§ **What you have to do**:
Reproduce the listing below without any change.

--- START OF Extracted records ---

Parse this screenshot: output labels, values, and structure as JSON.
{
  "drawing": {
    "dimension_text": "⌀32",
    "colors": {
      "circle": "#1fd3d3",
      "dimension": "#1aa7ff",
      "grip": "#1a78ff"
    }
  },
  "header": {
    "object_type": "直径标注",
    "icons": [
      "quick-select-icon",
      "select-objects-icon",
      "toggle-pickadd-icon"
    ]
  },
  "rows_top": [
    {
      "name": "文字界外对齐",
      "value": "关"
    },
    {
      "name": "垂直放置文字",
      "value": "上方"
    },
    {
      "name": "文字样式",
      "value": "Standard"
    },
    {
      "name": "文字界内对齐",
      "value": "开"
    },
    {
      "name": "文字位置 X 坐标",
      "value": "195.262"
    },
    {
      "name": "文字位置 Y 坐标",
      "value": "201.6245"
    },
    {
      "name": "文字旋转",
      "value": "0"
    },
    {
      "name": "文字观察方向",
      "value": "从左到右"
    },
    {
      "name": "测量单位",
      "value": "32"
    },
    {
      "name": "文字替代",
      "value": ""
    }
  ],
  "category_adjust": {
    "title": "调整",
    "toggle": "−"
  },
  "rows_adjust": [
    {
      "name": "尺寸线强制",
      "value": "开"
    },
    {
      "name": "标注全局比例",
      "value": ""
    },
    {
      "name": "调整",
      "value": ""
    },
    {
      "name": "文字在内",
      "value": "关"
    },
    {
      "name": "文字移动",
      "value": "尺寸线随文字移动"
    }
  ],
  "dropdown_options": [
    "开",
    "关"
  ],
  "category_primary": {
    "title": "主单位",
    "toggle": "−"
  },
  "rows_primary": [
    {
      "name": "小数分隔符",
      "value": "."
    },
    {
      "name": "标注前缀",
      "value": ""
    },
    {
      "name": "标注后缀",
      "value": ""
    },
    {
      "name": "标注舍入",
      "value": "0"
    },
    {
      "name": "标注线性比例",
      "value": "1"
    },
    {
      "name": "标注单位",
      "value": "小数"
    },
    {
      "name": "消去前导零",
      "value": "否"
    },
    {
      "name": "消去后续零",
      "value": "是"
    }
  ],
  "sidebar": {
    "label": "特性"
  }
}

--- END OF Extracted records ---

§ **Task output**:
Parse this screenshot: output labels, values, and structure as JSON.
{
  "drawing": {
    "dimension_text": "⌀32",
    "colors": {
      "circle": "#1fd3d3",
      "dimension": "#1aa7ff",
      "grip": "#1a78ff"
    }
  },
  "header": {
    "object_type": "直径标注",
    "icons": [
      "quick-select-icon",
      "select-objects-icon",
      "toggle-pickadd-icon"
    ]
  },
  "rows_top": [
    {
      "name": "文字界外对齐",
      "value": "关"
    },
    {
      "name": "垂直放置文字",
      "value": "上方"
    },
    {
      "name": "文字样式",
      "value": "Standard"
    },
    {
      "name": "文字界内对齐",
      "value": "开"
    },
    {
      "name": "文字位置 X 坐标",
      "value": "195.262"
    },
    {
      "name": "文字位置 Y 坐标",
      "value": "201.6245"
    },
    {
      "name": "文字旋转",
      "value": "0"
    },
    {
      "name": "文字观察方向",
      "value": "从左到右"
    },
    {
      "name": "测量单位",
      "value": "32"
    },
    {
      "name": "文字替代",
      "value": ""
    }
  ],
  "category_adjust": {
    "title": "调整",
    "toggle": "−"
  },
  "rows_adjust": [
    {
      "name": "尺寸线强制",
      "value": "开"
    },
    {
      "name": "标注全局比例",
      "value": ""
    },
    {
      "name": "调整",
      "value": ""
    },
    {
      "name": "文字在内",
      "value": "关"
    },
    {
      "name": "文字移动",
      "value": "尺寸线随文字移动"
    }
  ],
  "dropdown_options": [
    "开",
    "关"
  ],
  "category_primary": {
    "title": "主单位",
    "toggle": "−"
  },
  "rows_primary": [
    {
      "name": "小数分隔符",
      "value": "."
    },
    {
      "name": "标注前缀",
      "value": ""
    },
    {
      "name": "标注后缀",
      "value": ""
    },
    {
      "name": "标注舍入",
      "value": "0"
    },
    {
      "name": "标注线性比例",
      "value": "1"
    },
    {
      "name": "标注单位",
      "value": "小数"
    },
    {
      "name": "消去前导零",
      "value": "否"
    },
    {
      "name": "消去后续零",
      "value": "是"
    }
  ],
  "sidebar": {
    "label": "特性"
  }
}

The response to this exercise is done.